◆ PROBLEM
Exact reproduction is required for all entries.

◆ DATASET ROWS
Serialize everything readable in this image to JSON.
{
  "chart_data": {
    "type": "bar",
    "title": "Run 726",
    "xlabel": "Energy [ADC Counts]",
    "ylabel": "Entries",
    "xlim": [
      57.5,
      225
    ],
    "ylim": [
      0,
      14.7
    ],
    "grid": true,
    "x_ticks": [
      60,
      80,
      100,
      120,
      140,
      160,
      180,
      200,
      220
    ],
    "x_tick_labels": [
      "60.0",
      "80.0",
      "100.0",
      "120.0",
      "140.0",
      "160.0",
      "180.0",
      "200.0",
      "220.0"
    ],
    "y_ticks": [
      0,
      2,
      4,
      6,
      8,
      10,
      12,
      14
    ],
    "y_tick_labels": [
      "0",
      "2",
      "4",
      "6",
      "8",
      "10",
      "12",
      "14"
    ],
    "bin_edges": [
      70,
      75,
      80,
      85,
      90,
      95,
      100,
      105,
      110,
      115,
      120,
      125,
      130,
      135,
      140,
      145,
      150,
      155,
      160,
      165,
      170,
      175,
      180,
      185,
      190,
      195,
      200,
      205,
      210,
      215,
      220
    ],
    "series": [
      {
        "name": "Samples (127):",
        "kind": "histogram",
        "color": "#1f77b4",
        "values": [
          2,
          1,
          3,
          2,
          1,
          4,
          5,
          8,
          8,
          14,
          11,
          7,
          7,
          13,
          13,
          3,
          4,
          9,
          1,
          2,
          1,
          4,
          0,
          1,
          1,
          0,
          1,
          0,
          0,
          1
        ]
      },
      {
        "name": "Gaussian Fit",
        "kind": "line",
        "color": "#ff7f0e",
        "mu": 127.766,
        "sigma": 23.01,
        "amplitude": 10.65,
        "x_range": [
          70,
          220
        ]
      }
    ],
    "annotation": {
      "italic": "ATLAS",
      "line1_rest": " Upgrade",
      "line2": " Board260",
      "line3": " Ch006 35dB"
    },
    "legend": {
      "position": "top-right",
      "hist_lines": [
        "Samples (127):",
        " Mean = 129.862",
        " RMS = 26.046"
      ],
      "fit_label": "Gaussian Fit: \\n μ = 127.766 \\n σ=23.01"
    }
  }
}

◆ EXPECTED ANSWER
Serialize everything readable in this image to JSON.
{
  "chart_data": {
    "type": "bar",
    "title": "Run 726",
    "xlabel": "Energy [ADC Counts]",
    "ylabel": "Entries",
    "xlim": [
      57.5,
      225
    ],
    "ylim": [
      0,
      14.7
    ],
    "grid": true,
    "x_ticks": [
      60,
      80,
      100,
      120,
      140,
      160,
      180,
      200,
      220
    ],
    "x_tick_labels": [
      "60.0",
      "80.0",
      "100.0",
      "120.0",
      "140.0",
      "160.0",
      "180.0",
      "200.0",
      "220.0"
    ],
    "y_ticks": [
      0,
      2,
      4,
      6,
      8,
      10,
      12,
      14
    ],
    "y_tick_labels": [
      "0",
      "2",
      "4",
      "6",
      "8",
      "10",
      "12",
      "14"
    ],
    "bin_edges": [
      70,
      75,
      80,
      85,
      90,
      95,
      100,
      105,
      110,
      115,
      120,
      125,
      130,
      135,
      140,
      145,
      150,
      155,
      160,
      165,
      170,
      175,
      180,
      185,
      190,
      195,
      200,
      205,
      210,
      215,
      220
    ],
    "series": [
      {
        "name": "Samples (127):",
        "kind": "histogram",
        "color": "#1f77b4",
        "values": [
          2,
          1,
          3,
          2,
          1,
          4,
          5,
          8,
          8,
          14,
          11,
          7,
          7,
          13,
          13,
          3,
          4,
          9,
          1,
          2,
          1,
          4,
          0,
          1,
          1,
          0,
          1,
          0,
          0,
          1
        ]
      },
      {
        "name": "Gaussian Fit",
        "kind": "line",
        "color": "#ff7f0e",
        "mu": 127.766,
        "sigma": 23.01,
        "amplitude": 10.65,
        "x_range": [
          70,
          220
        ]
      }
    ],
    "annotation": {
      "italic": "ATLAS",
      "line1_rest": " Upgrade",
      "line2": " Board260",
      "line3": " Ch006 35dB"
    },
    "legend": {
      "position": "top-right",
      "hist_lines": [
        "Samples (127):",
        " Mean = 129.862",
        " RMS = 26.046"
      ],
      "fit_label": "Gaussian Fit: \\n μ = 127.766 \\n σ=23.01"
    }
  }
}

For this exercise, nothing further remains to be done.